TASK BRIEF -> Below is the data. Give it again, complete and exact.
==*==
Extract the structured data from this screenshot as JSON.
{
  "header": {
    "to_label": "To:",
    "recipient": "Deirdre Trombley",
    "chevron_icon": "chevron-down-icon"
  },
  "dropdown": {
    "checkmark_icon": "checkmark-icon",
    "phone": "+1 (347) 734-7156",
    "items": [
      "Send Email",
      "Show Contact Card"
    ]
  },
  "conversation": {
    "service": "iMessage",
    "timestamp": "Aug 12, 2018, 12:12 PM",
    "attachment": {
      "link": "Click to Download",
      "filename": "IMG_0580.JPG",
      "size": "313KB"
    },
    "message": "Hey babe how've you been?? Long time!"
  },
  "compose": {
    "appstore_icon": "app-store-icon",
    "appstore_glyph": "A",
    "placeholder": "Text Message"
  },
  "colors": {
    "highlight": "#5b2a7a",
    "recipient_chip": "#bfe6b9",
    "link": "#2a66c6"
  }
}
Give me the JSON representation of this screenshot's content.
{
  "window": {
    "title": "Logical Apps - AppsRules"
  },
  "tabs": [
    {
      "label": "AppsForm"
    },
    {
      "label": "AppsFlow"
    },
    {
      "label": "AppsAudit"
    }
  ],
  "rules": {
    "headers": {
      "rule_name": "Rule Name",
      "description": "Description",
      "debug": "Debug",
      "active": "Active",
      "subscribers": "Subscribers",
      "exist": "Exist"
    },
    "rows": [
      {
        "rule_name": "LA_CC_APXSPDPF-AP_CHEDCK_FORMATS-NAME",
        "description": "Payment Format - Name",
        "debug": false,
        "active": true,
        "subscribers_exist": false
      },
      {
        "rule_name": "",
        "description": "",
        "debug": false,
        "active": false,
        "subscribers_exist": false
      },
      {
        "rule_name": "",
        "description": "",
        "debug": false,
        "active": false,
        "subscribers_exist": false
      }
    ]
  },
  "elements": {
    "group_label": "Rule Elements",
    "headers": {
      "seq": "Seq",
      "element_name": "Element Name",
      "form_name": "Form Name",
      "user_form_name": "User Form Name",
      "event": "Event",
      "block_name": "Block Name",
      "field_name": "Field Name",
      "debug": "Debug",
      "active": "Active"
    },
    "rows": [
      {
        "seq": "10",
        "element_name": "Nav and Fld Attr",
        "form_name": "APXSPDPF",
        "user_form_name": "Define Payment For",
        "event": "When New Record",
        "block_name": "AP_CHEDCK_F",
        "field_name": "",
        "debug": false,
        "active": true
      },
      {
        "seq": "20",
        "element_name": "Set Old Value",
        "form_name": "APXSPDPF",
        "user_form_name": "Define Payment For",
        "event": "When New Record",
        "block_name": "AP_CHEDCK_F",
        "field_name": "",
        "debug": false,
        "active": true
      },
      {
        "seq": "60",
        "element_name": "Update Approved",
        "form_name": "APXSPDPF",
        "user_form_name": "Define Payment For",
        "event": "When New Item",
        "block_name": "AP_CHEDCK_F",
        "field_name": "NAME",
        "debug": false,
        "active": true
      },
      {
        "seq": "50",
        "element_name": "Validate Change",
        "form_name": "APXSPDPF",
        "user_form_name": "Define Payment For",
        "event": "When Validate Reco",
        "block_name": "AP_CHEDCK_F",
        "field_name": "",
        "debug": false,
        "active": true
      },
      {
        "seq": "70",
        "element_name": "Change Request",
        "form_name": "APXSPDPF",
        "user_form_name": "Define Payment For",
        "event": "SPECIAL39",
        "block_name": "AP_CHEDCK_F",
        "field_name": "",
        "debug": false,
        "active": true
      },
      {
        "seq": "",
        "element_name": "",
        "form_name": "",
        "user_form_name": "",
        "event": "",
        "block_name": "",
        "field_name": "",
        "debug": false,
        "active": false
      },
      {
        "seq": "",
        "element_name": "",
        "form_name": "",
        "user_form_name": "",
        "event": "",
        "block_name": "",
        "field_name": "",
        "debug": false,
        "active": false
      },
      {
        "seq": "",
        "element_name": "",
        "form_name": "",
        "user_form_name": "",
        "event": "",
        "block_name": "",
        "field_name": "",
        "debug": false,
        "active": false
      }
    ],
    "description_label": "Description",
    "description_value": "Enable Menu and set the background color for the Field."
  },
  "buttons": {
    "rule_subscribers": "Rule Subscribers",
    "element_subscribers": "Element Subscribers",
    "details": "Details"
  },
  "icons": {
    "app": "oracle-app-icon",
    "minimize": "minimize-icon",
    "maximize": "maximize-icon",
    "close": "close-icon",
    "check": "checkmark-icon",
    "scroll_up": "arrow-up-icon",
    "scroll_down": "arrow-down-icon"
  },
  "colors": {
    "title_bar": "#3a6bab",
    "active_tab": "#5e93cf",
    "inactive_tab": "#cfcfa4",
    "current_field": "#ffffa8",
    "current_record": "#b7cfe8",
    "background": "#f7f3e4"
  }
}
==*==
WRITTEN ANSWER ->
Extract the structured data from this screenshot as JSON.
{
  "header": {
    "to_label": "To:",
    "recipient": "Deirdre Trombley",
    "chevron_icon": "chevron-down-icon"
  },
  "dropdown": {
    "checkmark_icon": "checkmark-icon",
    "phone": "+1 (347) 734-7156",
    "items": [
      "Send Email",
      "Show Contact Card"
    ]
  },
  "conversation": {
    "service": "iMessage",
    "timestamp": "Aug 12, 2018, 12:12 PM",
    "attachment": {
      "link": "Click to Download",
      "filename": "IMG_0580.JPG",
      "size": "313KB"
    },
    "message": "Hey babe how've you been?? Long time!"
  },
  "compose": {
    "appstore_icon": "app-store-icon",
    "appstore_glyph": "A",
    "placeholder": "Text Message"
  },
  "colors": {
    "highlight": "#5b2a7a",
    "recipient_chip": "#bfe6b9",
    "link": "#2a66c6"
  }
}
Give me the JSON representation of this screenshot's content.
{
  "window": {
    "title": "Logical Apps - AppsRules"
  },
  "tabs": [
    {
      "label": "AppsForm"
    },
    {
      "label": "AppsFlow"
    },
    {
      "label": "AppsAudit"
    }
  ],
  "rules": {
    "headers": {
      "rule_name": "Rule Name",
      "description": "Description",
      "debug": "Debug",
      "active": "Active",
      "subscribers": "Subscribers",
      "exist": "Exist"
    },
    "rows": [
      {
        "rule_name": "LA_CC_APXSPDPF-AP_CHEDCK_FORMATS-NAME",
        "description": "Payment Format - Name",
        "debug": false,
        "active": true,
        "subscribers_exist": false
      },
      {
        "rule_name": "",
        "description": "",
        "debug": false,
        "active": false,
        "subscribers_exist": false
      },
      {
        "rule_name": "",
        "description": "",
        "debug": false,
        "active": false,
        "subscribers_exist": false
      }
    ]
  },
  "elements": {
    "group_label": "Rule Elements",
    "headers": {
      "seq": "Seq",
      "element_name": "Element Name",
      "form_name": "Form Name",
      "user_form_name": "User Form Name",
      "event": "Event",
      "block_name": "Block Name",
      "field_name": "Field Name",
      "debug": "Debug",
      "active": "Active"
    },
    "rows": [
      {
        "seq": "10",
        "element_name": "Nav and Fld Attr",
        "form_name": "APXSPDPF",
        "user_form_name": "Define Payment For",
        "event": "When New Record",
        "block_name": "AP_CHEDCK_F",
        "field_name": "",
        "debug": false,
        "active": true
      },
      {
        "seq": "20",
        "element_name": "Set Old Value",
        "form_name": "APXSPDPF",
        "user_form_name": "Define Payment For",
        "event": "When New Record",
        "block_name": "AP_CHEDCK_F",
        "field_name": "",
        "debug": false,
        "active": true
      },
      {
        "seq": "60",
        "element_name": "Update Approved",
        "form_name": "APXSPDPF",
        "user_form_name": "Define Payment For",
        "event": "When New Item",
        "block_name": "AP_CHEDCK_F",
        "field_name": "NAME",
        "debug": false,
        "active": true
      },
      {
        "seq": "50",
        "element_name": "Validate Change",
        "form_name": "APXSPDPF",
        "user_form_name": "Define Payment For",
        "event": "When Validate Reco",
        "block_name": "AP_CHEDCK_F",
        "field_name": "",
        "debug": false,
        "active": true
      },
      {
        "seq": "70",
        "element_name": "Change Request",
        "form_name": "APXSPDPF",
        "user_form_name": "Define Payment For",
        "event": "SPECIAL39",
        "block_name": "AP_CHEDCK_F",
        "field_name": "",
        "debug": false,
        "active": true
      },
      {
        "seq": "",
        "element_name": "",
        "form_name": "",
        "user_form_name": "",
        "event": "",
        "block_name": "",
        "field_name": "",
        "debug": false,
        "active": false
      },
      {
        "seq": "",
        "element_name": "",
        "form_name": "",
        "user_form_name": "",
        "event": "",
        "block_name": "",
        "field_name": "",
        "debug": false,
        "active": false
      },
      {
        "seq": "",
        "element_name": "",
        "form_name": "",
        "user_form_name": "",
        "event": "",
        "block_name": "",
        "field_name": "",
        "debug": false,
        "active": false
      }
    ],
    "description_label": "Description",
    "description_value": "Enable Menu and set the background color for the Field."
  },
  "buttons": {
    "rule_subscribers": "Rule Subscribers",
    "element_subscribers": "Element Subscribers",
    "details": "Details"
  },
  "icons": {
    "app": "oracle-app-icon",
    "minimize": "minimize-icon",
    "maximize": "maximize-icon",
    "close": "close-icon",
    "check": "checkmark-icon",
    "scroll_up": "arrow-up-icon",
    "scroll_down": "arrow-down-icon"
  },
  "colors": {
    "title_bar": "#3a6bab",
    "active_tab": "#5e93cf",
    "inactive_tab": "#cfcfa4",
    "current_field": "#ffffa8",
    "current_record": "#b7cfe8",
    "background": "#f7f3e4"
  }
}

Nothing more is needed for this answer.